━━ INFORMATION SHOWN

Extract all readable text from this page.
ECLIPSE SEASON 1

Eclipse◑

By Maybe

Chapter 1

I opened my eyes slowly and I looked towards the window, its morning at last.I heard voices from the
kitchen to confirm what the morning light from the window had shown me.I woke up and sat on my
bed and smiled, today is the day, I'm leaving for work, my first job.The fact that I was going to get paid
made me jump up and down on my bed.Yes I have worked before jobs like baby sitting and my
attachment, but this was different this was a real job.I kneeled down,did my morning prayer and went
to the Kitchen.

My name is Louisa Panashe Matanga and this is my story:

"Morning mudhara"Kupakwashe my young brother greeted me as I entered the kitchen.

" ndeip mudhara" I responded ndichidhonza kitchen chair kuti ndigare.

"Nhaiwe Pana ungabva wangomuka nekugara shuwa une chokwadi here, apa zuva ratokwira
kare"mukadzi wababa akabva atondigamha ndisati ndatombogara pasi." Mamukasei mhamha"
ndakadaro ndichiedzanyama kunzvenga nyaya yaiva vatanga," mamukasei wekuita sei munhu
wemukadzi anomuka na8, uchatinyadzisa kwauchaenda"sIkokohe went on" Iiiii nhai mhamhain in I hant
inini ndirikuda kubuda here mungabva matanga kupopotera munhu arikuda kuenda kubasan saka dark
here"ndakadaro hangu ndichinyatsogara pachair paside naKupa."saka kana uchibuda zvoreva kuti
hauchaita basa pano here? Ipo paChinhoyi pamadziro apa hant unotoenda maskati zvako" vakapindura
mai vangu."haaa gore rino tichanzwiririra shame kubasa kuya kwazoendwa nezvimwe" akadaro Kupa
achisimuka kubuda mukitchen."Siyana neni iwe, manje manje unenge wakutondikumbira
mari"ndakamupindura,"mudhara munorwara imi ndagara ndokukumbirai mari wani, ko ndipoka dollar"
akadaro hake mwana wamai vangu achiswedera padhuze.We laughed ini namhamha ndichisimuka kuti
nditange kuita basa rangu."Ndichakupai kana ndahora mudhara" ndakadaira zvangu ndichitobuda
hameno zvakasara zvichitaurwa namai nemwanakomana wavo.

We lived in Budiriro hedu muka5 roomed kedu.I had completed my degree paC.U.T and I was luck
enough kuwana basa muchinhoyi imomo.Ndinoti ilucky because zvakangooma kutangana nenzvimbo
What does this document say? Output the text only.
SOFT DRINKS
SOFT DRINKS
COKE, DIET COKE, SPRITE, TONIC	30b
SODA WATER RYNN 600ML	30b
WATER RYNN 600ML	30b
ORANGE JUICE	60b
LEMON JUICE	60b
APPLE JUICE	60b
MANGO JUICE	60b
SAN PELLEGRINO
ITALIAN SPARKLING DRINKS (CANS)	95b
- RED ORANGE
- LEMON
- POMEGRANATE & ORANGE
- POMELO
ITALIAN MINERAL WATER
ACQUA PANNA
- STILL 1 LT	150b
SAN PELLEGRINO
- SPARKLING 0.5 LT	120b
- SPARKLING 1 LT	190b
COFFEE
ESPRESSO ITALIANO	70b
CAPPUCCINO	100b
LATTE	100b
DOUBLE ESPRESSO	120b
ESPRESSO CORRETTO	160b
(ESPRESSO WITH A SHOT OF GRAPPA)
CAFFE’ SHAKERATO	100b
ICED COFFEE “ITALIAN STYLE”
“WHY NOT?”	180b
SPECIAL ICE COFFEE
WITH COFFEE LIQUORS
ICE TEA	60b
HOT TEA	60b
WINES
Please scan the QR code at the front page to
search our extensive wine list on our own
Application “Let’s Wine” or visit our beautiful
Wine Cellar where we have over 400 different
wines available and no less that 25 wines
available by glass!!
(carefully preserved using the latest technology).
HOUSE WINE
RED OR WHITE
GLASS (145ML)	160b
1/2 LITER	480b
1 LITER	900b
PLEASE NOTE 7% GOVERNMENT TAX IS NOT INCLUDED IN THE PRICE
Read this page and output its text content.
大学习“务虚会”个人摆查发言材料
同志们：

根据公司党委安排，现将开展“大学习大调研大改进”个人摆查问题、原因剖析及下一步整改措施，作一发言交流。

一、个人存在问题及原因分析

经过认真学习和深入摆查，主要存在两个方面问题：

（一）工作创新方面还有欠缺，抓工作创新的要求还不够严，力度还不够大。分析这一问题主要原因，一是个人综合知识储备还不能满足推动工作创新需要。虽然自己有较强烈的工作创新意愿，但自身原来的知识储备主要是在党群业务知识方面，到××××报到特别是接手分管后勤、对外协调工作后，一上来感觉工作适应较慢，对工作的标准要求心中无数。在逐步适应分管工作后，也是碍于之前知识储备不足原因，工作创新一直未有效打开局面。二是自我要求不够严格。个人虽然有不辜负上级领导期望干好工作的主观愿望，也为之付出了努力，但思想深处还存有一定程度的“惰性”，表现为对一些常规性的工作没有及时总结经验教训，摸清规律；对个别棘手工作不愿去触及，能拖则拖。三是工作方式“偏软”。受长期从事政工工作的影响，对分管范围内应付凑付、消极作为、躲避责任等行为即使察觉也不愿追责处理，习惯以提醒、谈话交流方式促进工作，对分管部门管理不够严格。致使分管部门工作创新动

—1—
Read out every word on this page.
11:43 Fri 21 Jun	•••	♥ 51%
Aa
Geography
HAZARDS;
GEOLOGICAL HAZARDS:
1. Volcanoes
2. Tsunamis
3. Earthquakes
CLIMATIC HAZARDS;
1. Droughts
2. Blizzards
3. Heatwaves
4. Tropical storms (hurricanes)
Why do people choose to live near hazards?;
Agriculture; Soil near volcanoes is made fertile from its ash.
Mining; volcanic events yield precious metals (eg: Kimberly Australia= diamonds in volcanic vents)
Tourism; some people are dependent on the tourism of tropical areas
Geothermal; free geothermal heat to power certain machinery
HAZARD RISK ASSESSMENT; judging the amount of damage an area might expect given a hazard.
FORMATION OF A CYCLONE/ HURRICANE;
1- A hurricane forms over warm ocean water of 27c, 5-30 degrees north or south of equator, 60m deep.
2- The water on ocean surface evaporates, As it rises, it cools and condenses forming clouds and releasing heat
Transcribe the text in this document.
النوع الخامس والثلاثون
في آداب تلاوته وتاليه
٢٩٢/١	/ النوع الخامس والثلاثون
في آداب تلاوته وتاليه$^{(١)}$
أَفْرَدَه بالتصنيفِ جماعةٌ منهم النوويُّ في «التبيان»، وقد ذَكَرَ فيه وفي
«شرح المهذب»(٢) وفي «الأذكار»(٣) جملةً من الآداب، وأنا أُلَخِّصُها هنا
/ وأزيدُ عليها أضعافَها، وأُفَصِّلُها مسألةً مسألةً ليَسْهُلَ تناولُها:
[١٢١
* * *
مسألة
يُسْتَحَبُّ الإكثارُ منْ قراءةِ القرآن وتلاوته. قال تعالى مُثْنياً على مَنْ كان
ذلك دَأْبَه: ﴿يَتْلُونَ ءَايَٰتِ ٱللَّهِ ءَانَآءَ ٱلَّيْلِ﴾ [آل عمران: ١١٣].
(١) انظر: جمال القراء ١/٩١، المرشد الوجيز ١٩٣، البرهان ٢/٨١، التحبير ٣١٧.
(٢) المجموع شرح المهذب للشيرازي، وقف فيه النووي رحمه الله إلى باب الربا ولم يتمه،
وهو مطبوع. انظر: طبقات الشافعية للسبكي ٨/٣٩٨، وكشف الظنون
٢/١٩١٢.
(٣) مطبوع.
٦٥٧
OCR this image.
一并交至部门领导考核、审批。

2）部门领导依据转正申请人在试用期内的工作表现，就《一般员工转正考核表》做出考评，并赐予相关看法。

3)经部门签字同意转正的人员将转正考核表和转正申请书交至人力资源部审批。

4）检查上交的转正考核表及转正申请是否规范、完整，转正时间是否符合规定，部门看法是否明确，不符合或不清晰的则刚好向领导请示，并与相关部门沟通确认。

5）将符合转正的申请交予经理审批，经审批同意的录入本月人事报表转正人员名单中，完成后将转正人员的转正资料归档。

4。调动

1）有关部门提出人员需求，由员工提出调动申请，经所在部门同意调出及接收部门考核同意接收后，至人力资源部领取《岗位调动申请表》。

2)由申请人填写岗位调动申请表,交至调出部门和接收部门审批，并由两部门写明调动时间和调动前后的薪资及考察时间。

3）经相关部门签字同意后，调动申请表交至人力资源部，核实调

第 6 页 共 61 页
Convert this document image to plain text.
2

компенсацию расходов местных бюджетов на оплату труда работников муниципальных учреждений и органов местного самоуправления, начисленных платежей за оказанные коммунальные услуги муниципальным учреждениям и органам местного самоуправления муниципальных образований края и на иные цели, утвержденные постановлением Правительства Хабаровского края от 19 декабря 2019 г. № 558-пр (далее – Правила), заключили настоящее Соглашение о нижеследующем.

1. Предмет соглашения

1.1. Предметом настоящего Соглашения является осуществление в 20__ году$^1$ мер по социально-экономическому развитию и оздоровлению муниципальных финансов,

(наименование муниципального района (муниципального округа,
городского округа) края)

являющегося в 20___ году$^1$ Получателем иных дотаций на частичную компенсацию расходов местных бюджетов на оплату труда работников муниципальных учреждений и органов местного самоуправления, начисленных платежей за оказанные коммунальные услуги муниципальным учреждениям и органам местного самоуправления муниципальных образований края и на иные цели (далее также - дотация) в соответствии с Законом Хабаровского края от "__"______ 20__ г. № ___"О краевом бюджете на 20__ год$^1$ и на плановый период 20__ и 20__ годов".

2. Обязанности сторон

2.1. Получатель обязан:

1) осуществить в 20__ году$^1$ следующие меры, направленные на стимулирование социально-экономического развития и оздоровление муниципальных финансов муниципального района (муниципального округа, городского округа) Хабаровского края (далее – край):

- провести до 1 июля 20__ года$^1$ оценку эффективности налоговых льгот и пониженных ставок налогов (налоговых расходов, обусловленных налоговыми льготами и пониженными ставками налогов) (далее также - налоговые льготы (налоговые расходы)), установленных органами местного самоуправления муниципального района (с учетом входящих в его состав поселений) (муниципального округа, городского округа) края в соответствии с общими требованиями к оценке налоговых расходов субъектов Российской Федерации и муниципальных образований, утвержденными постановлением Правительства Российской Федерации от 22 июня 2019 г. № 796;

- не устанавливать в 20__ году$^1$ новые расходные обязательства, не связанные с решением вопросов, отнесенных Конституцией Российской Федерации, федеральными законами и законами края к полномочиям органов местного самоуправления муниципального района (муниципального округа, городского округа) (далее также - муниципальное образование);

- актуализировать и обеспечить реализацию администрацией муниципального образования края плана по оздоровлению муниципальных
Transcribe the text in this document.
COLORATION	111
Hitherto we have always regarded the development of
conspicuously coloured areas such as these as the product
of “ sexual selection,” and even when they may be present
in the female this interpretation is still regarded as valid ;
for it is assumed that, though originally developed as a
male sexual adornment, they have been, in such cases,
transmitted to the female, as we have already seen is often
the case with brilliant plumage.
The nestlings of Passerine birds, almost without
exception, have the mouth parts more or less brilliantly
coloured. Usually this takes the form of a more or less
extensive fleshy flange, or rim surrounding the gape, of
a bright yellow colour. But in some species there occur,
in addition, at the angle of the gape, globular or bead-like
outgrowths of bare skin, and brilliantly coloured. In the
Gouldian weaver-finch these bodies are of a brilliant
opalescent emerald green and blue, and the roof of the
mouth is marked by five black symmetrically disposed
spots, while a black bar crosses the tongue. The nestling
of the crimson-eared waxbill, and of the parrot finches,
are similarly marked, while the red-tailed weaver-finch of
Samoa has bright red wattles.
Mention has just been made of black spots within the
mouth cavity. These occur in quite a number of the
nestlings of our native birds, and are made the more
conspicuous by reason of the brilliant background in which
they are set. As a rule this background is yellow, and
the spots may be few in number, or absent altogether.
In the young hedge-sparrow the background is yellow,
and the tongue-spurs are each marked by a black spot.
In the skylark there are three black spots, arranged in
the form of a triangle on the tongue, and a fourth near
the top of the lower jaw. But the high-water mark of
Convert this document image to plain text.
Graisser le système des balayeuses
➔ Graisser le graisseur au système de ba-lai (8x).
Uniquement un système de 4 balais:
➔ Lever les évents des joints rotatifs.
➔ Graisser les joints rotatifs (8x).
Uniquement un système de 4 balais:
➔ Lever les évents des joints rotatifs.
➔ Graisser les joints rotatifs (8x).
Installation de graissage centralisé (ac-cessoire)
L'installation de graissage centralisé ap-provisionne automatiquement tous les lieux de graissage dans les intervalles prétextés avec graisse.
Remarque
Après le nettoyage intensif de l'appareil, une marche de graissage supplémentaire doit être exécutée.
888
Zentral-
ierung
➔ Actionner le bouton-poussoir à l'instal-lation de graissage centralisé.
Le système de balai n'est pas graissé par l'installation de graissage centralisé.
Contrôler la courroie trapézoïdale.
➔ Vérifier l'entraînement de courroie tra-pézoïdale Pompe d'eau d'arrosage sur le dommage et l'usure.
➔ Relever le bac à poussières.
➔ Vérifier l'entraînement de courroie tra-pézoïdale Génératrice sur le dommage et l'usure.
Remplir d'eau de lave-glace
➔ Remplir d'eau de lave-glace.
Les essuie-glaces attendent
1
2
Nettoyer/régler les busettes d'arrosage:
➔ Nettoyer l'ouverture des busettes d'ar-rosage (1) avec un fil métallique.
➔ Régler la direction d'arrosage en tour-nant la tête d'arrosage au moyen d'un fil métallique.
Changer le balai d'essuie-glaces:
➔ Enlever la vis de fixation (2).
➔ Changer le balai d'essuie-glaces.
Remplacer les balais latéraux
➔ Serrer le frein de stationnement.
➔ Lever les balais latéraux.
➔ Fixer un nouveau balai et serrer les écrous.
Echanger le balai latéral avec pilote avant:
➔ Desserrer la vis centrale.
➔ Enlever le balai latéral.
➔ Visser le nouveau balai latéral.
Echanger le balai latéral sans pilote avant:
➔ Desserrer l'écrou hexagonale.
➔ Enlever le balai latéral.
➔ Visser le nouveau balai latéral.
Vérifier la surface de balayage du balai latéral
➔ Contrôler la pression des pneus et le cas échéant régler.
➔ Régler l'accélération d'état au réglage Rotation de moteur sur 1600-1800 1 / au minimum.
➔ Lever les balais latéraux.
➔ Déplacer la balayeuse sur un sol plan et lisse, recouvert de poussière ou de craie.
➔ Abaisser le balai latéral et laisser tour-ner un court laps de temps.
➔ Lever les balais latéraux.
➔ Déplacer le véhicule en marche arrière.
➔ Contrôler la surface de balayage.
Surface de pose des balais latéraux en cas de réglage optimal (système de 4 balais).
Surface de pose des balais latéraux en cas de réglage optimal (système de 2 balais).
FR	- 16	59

━━━━

- **TASK DESCRIPTION**: Select and copy every line from the records that includes the word "COFFEE".

- **RIGHT ANSWER**:
COFFEE
ICED COFFEE “ITALIAN STYLE”
SPECIAL ICE COFFEE
WITH COFFEE LIQUORS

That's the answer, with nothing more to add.